(Figure collection entries)
>> begin

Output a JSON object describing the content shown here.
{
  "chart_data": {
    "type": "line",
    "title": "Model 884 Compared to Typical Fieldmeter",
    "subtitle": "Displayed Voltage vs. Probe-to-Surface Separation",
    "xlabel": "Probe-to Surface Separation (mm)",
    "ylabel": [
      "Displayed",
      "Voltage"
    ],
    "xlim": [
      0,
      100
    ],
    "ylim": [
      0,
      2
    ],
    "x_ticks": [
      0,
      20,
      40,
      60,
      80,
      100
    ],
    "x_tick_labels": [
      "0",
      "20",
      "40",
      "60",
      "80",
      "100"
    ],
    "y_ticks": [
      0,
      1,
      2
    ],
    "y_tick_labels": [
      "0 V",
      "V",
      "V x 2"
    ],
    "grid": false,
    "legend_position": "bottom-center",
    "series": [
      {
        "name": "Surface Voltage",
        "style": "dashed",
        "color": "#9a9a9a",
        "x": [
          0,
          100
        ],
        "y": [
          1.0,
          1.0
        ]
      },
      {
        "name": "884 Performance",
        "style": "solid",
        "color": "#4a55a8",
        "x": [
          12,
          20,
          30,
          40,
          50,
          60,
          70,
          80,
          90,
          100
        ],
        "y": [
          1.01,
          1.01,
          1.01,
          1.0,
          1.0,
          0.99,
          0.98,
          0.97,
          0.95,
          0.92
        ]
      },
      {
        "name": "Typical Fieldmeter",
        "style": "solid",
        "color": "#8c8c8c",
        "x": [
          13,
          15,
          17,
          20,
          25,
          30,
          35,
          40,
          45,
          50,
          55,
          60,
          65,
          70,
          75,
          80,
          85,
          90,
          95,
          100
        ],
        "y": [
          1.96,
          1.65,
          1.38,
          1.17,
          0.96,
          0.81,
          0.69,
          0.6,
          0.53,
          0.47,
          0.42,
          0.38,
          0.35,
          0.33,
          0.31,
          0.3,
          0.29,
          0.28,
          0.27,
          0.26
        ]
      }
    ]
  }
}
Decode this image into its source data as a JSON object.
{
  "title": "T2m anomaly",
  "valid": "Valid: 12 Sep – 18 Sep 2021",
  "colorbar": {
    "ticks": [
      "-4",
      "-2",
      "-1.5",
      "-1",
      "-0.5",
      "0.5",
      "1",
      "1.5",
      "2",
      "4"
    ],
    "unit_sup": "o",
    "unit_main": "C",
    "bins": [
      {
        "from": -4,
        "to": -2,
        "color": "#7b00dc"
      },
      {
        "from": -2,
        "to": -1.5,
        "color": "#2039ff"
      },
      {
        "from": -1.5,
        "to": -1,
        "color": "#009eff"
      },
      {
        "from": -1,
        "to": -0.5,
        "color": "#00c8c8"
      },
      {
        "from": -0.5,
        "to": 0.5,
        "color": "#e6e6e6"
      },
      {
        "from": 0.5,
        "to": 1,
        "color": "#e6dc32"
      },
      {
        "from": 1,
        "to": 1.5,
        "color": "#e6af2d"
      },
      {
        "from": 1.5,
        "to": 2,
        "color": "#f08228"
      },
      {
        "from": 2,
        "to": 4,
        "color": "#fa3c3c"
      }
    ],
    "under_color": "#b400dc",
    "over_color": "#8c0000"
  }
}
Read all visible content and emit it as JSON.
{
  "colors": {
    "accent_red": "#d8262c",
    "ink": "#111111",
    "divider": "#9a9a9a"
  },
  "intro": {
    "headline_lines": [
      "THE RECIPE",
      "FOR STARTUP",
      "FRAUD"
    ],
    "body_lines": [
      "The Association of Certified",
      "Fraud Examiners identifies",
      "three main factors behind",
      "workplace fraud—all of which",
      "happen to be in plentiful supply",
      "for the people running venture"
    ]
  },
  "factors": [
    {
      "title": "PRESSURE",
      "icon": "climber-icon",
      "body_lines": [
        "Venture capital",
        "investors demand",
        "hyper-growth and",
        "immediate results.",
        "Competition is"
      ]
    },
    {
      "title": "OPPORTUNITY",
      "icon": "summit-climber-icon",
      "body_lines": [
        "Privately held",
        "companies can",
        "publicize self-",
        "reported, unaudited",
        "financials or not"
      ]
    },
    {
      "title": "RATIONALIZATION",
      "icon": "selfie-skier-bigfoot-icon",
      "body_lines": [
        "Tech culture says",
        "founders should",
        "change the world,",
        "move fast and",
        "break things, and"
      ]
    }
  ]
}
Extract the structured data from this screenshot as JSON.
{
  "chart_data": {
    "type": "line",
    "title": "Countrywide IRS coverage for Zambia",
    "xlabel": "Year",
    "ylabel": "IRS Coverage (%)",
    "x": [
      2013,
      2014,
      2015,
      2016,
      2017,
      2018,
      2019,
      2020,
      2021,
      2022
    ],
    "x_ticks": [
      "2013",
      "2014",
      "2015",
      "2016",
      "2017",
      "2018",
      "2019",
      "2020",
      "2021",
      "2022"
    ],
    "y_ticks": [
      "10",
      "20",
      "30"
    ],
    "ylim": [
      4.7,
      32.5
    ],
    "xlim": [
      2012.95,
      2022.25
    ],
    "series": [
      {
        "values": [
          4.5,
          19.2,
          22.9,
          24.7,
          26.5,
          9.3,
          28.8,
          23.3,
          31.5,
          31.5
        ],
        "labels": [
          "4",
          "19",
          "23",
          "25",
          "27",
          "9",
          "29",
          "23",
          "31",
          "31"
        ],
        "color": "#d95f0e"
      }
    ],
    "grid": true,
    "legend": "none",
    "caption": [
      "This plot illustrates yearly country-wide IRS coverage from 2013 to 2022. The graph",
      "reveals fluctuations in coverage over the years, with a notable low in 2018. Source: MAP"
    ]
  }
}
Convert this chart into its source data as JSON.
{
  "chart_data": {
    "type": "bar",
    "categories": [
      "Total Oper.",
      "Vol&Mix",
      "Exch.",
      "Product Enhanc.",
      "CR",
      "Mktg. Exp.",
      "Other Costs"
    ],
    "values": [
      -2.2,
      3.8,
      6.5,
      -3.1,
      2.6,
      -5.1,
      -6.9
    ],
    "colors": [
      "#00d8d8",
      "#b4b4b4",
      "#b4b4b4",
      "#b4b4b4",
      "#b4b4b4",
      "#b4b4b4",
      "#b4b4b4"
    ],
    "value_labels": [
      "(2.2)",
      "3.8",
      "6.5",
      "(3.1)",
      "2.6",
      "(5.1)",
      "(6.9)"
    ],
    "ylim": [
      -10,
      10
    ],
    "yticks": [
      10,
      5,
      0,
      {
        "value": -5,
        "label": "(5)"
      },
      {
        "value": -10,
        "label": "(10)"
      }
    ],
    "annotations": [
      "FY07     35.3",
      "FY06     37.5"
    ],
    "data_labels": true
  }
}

>> end

## Problem to solve
Copy out each record, keeping every word as it is.

## Answer for the task
Output a JSON object describing the content shown here.
{
  "chart_data": {
    "type": "line",
    "title": "Model 884 Compared to Typical Fieldmeter",
    "subtitle": "Displayed Voltage vs. Probe-to-Surface Separation",
    "xlabel": "Probe-to Surface Separation (mm)",
    "ylabel": [
      "Displayed",
      "Voltage"
    ],
    "xlim": [
      0,
      100
    ],
    "ylim": [
      0,
      2
    ],
    "x_ticks": [
      0,
      20,
      40,
      60,
      80,
      100
    ],
    "x_tick_labels": [
      "0",
      "20",
      "40",
      "60",
      "80",
      "100"
    ],
    "y_ticks": [
      0,
      1,
      2
    ],
    "y_tick_labels": [
      "0 V",
      "V",
      "V x 2"
    ],
    "grid": false,
    "legend_position": "bottom-center",
    "series": [
      {
        "name": "Surface Voltage",
        "style": "dashed",
        "color": "#9a9a9a",
        "x": [
          0,
          100
        ],
        "y": [
          1.0,
          1.0
        ]
      },
      {
        "name": "884 Performance",
        "style": "solid",
        "color": "#4a55a8",
        "x": [
          12,
          20,
          30,
          40,
          50,
          60,
          70,
          80,
          90,
          100
        ],
        "y": [
          1.01,
          1.01,
          1.01,
          1.0,
          1.0,
          0.99,
          0.98,
          0.97,
          0.95,
          0.92
        ]
      },
      {
        "name": "Typical Fieldmeter",
        "style": "solid",
        "color": "#8c8c8c",
        "x": [
          13,
          15,
          17,
          20,
          25,
          30,
          35,
          40,
          45,
          50,
          55,
          60,
          65,
          70,
          75,
          80,
          85,
          90,
          95,
          100
        ],
        "y": [
          1.96,
          1.65,
          1.38,
          1.17,
          0.96,
          0.81,
          0.69,
          0.6,
          0.53,
          0.47,
          0.42,
          0.38,
          0.35,
          0.33,
          0.31,
          0.3,
          0.29,
          0.28,
          0.27,
          0.26
        ]
      }
    ]
  }
}
Decode this image into its source data as a JSON object.
{
  "title": "T2m anomaly",
  "valid": "Valid: 12 Sep – 18 Sep 2021",
  "colorbar": {
    "ticks": [
      "-4",
      "-2",
      "-1.5",
      "-1",
      "-0.5",
      "0.5",
      "1",
      "1.5",
      "2",
      "4"
    ],
    "unit_sup": "o",
    "unit_main": "C",
    "bins": [
      {
        "from": -4,
        "to": -2,
        "color": "#7b00dc"
      },
      {
        "from": -2,
        "to": -1.5,
        "color": "#2039ff"
      },
      {
        "from": -1.5,
        "to": -1,
        "color": "#009eff"
      },
      {
        "from": -1,
        "to": -0.5,
        "color": "#00c8c8"
      },
      {
        "from": -0.5,
        "to": 0.5,
        "color": "#e6e6e6"
      },
      {
        "from": 0.5,
        "to": 1,
        "color": "#e6dc32"
      },
      {
        "from": 1,
        "to": 1.5,
        "color": "#e6af2d"
      },
      {
        "from": 1.5,
        "to": 2,
        "color": "#f08228"
      },
      {
        "from": 2,
        "to": 4,
        "color": "#fa3c3c"
      }
    ],
    "under_color": "#b400dc",
    "over_color": "#8c0000"
  }
}
Read all visible content and emit it as JSON.
{
  "colors": {
    "accent_red": "#d8262c",
    "ink": "#111111",
    "divider": "#9a9a9a"
  },
  "intro": {
    "headline_lines": [
      "THE RECIPE",
      "FOR STARTUP",
      "FRAUD"
    ],
    "body_lines": [
      "The Association of Certified",
      "Fraud Examiners identifies",
      "three main factors behind",
      "workplace fraud—all of which",
      "happen to be in plentiful supply",
      "for the people running venture"
    ]
  },
  "factors": [
    {
      "title": "PRESSURE",
      "icon": "climber-icon",
      "body_lines": [
        "Venture capital",
        "investors demand",
        "hyper-growth and",
        "immediate results.",
        "Competition is"
      ]
    },
    {
      "title": "OPPORTUNITY",
      "icon": "summit-climber-icon",
      "body_lines": [
        "Privately held",
        "companies can",
        "publicize self-",
        "reported, unaudited",
        "financials or not"
      ]
    },
    {
      "title": "RATIONALIZATION",
      "icon": "selfie-skier-bigfoot-icon",
      "body_lines": [
        "Tech culture says",
        "founders should",
        "change the world,",
        "move fast and",
        "break things, and"
      ]
    }
  ]
}
Extract the structured data from this screenshot as JSON.
{
  "chart_data": {
    "type": "line",
    "title": "Countrywide IRS coverage for Zambia",
    "xlabel": "Year",
    "ylabel": "IRS Coverage (%)",
    "x": [
      2013,
      2014,
      2015,
      2016,
      2017,
      2018,
      2019,
      2020,
      2021,
      2022
    ],
    "x_ticks": [
      "2013",
      "2014",
      "2015",
      "2016",
      "2017",
      "2018",
      "2019",
      "2020",
      "2021",
      "2022"
    ],
    "y_ticks": [
      "10",
      "20",
      "30"
    ],
    "ylim": [
      4.7,
      32.5
    ],
    "xlim": [
      2012.95,
      2022.25
    ],
    "series": [
      {
        "values": [
          4.5,
          19.2,
          22.9,
          24.7,
          26.5,
          9.3,
          28.8,
          23.3,
          31.5,
          31.5
        ],
        "labels": [
          "4",
          "19",
          "23",
          "25",
          "27",
          "9",
          "29",
          "23",
          "31",
          "31"
        ],
        "color": "#d95f0e"
      }
    ],
    "grid": true,
    "legend": "none",
    "caption": [
      "This plot illustrates yearly country-wide IRS coverage from 2013 to 2022. The graph",
      "reveals fluctuations in coverage over the years, with a notable low in 2018. Source: MAP"
    ]
  }
}
Convert this chart into its source data as JSON.
{
  "chart_data": {
    "type": "bar",
    "categories": [
      "Total Oper.",
      "Vol&Mix",
      "Exch.",
      "Product Enhanc.",
      "CR",
      "Mktg. Exp.",
      "Other Costs"
    ],
    "values": [
      -2.2,
      3.8,
      6.5,
      -3.1,
      2.6,
      -5.1,
      -6.9
    ],
    "colors": [
      "#00d8d8",
      "#b4b4b4",
      "#b4b4b4",
      "#b4b4b4",
      "#b4b4b4",
      "#b4b4b4",
      "#b4b4b4"
    ],
    "value_labels": [
      "(2.2)",
      "3.8",
      "6.5",
      "(3.1)",
      "2.6",
      "(5.1)",
      "(6.9)"
    ],
    "ylim": [
      -10,
      10
    ],
    "yticks": [
      10,
      5,
      0,
      {
        "value": -5,
        "label": "(5)"
      },
      {
        "value": -10,
        "label": "(10)"
      }
    ],
    "annotations": [
      "FY07     35.3",
      "FY06     37.5"
    ],
    "data_labels": true
  }
}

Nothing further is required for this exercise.